## START Stored rows
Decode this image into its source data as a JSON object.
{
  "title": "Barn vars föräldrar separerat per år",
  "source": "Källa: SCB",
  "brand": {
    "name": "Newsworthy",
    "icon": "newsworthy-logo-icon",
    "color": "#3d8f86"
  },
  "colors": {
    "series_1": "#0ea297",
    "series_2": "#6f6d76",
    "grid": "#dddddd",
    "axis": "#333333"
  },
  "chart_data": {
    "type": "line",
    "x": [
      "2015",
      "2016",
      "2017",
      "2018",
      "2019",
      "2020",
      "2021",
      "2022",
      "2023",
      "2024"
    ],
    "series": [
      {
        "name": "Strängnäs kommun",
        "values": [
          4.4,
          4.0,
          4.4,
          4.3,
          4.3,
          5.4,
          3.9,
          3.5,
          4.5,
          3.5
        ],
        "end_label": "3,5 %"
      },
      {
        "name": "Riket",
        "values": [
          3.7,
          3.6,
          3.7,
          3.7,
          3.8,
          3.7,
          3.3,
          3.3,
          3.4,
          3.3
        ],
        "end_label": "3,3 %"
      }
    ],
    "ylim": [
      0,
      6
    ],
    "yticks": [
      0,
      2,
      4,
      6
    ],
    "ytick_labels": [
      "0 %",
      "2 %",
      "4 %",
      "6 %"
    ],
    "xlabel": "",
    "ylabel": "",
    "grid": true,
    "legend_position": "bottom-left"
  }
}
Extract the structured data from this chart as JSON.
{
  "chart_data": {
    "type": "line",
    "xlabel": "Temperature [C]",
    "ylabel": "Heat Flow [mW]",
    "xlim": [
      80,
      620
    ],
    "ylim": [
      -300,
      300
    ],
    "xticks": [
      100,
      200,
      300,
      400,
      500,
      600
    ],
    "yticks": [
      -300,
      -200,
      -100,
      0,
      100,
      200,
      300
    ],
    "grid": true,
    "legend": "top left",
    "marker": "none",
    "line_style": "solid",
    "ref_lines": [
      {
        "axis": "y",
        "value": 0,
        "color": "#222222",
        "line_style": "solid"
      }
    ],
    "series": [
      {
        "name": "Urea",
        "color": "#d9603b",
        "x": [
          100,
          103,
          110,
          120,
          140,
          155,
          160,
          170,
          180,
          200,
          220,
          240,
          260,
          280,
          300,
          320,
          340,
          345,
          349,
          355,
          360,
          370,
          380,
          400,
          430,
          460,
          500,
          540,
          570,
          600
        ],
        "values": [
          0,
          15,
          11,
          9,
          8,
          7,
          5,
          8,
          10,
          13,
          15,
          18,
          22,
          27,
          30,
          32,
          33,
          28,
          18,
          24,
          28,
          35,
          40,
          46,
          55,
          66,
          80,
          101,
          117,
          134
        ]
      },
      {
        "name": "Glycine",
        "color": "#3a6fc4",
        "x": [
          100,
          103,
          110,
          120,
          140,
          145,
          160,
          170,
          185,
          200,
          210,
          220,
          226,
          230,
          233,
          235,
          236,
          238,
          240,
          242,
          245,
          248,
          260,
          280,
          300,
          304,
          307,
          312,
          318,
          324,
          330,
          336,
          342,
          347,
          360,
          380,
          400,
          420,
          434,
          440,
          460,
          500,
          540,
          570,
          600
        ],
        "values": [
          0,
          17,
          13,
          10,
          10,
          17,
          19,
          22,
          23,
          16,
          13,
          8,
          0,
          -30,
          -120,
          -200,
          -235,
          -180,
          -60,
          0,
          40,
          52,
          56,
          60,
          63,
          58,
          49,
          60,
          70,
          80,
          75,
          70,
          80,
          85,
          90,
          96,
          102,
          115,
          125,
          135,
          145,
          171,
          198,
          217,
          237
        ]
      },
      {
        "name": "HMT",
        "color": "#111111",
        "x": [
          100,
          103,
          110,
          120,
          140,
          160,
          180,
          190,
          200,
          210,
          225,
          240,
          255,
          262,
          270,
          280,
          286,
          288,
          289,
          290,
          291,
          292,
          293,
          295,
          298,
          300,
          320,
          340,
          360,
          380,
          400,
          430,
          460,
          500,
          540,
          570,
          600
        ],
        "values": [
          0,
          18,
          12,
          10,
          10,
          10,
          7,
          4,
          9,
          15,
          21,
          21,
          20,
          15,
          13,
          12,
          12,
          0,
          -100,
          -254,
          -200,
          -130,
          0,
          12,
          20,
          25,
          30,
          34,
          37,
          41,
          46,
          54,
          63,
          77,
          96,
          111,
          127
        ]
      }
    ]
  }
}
## END Stored rows
◆ Your task ◆
Return every record above exactly as it appears.

◆ Answer below ◆
Decode this image into its source data as a JSON object.
{
  "title": "Barn vars föräldrar separerat per år",
  "source": "Källa: SCB",
  "brand": {
    "name": "Newsworthy",
    "icon": "newsworthy-logo-icon",
    "color": "#3d8f86"
  },
  "colors": {
    "series_1": "#0ea297",
    "series_2": "#6f6d76",
    "grid": "#dddddd",
    "axis": "#333333"
  },
  "chart_data": {
    "type": "line",
    "x": [
      "2015",
      "2016",
      "2017",
      "2018",
      "2019",
      "2020",
      "2021",
      "2022",
      "2023",
      "2024"
    ],
    "series": [
      {
        "name": "Strängnäs kommun",
        "values": [
          4.4,
          4.0,
          4.4,
          4.3,
          4.3,
          5.4,
          3.9,
          3.5,
          4.5,
          3.5
        ],
        "end_label": "3,5 %"
      },
      {
        "name": "Riket",
        "values": [
          3.7,
          3.6,
          3.7,
          3.7,
          3.8,
          3.7,
          3.3,
          3.3,
          3.4,
          3.3
        ],
        "end_label": "3,3 %"
      }
    ],
    "ylim": [
      0,
      6
    ],
    "yticks": [
      0,
      2,
      4,
      6
    ],
    "ytick_labels": [
      "0 %",
      "2 %",
      "4 %",
      "6 %"
    ],
    "xlabel": "",
    "ylabel": "",
    "grid": true,
    "legend_position": "bottom-left"
  }
}
Extract the structured data from this chart as JSON.
{
  "chart_data": {
    "type": "line",
    "xlabel": "Temperature [C]",
    "ylabel": "Heat Flow [mW]",
    "xlim": [
      80,
      620
    ],
    "ylim": [
      -300,
      300
    ],
    "xticks": [
      100,
      200,
      300,
      400,
      500,
      600
    ],
    "yticks": [
      -300,
      -200,
      -100,
      0,
      100,
      200,
      300
    ],
    "grid": true,
    "legend": "top left",
    "marker": "none",
    "line_style": "solid",
    "ref_lines": [
      {
        "axis": "y",
        "value": 0,
        "color": "#222222",
        "line_style": "solid"
      }
    ],
    "series": [
      {
        "name": "Urea",
        "color": "#d9603b",
        "x": [
          100,
          103,
          110,
          120,
          140,
          155,
          160,
          170,
          180,
          200,
          220,
          240,
          260,
          280,
          300,
          320,
          340,
          345,
          349,
          355,
          360,
          370,
          380,
          400,
          430,
          460,
          500,
          540,
          570,
          600
        ],
        "values": [
          0,
          15,
          11,
          9,
          8,
          7,
          5,
          8,
          10,
          13,
          15,
          18,
          22,
          27,
          30,
          32,
          33,
          28,
          18,
          24,
          28,
          35,
          40,
          46,
          55,
          66,
          80,
          101,
          117,
          134
        ]
      },
      {
        "name": "Glycine",
        "color": "#3a6fc4",
        "x": [
          100,
          103,
          110,
          120,
          140,
          145,
          160,
          170,
          185,
          200,
          210,
          220,
          226,
          230,
          233,
          235,
          236,
          238,
          240,
          242,
          245,
          248,
          260,
          280,
          300,
          304,
          307,
          312,
          318,
          324,
          330,
          336,
          342,
          347,
          360,
          380,
          400,
          420,
          434,
          440,
          460,
          500,
          540,
          570,
          600
        ],
        "values": [
          0,
          17,
          13,
          10,
          10,
          17,
          19,
          22,
          23,
          16,
          13,
          8,
          0,
          -30,
          -120,
          -200,
          -235,
          -180,
          -60,
          0,
          40,
          52,
          56,
          60,
          63,
          58,
          49,
          60,
          70,
          80,
          75,
          70,
          80,
          85,
          90,
          96,
          102,
          115,
          125,
          135,
          145,
          171,
          198,
          217,
          237
        ]
      },
      {
        "name": "HMT",
        "color": "#111111",
        "x": [
          100,
          103,
          110,
          120,
          140,
          160,
          180,
          190,
          200,
          210,
          225,
          240,
          255,
          262,
          270,
          280,
          286,
          288,
          289,
          290,
          291,
          292,
          293,
          295,
          298,
          300,
          320,
          340,
          360,
          380,
          400,
          430,
          460,
          500,
          540,
          570,
          600
        ],
        "values": [
          0,
          18,
          12,
          10,
          10,
          10,
          7,
          4,
          9,
          15,
          21,
          21,
          20,
          15,
          13,
          12,
          12,
          0,
          -100,
          -254,
          -200,
          -130,
          0,
          12,
          20,
          25,
          30,
          34,
          37,
          41,
          46,
          54,
          63,
          77,
          96,
          111,
          127
        ]
      }
    ]
  }
}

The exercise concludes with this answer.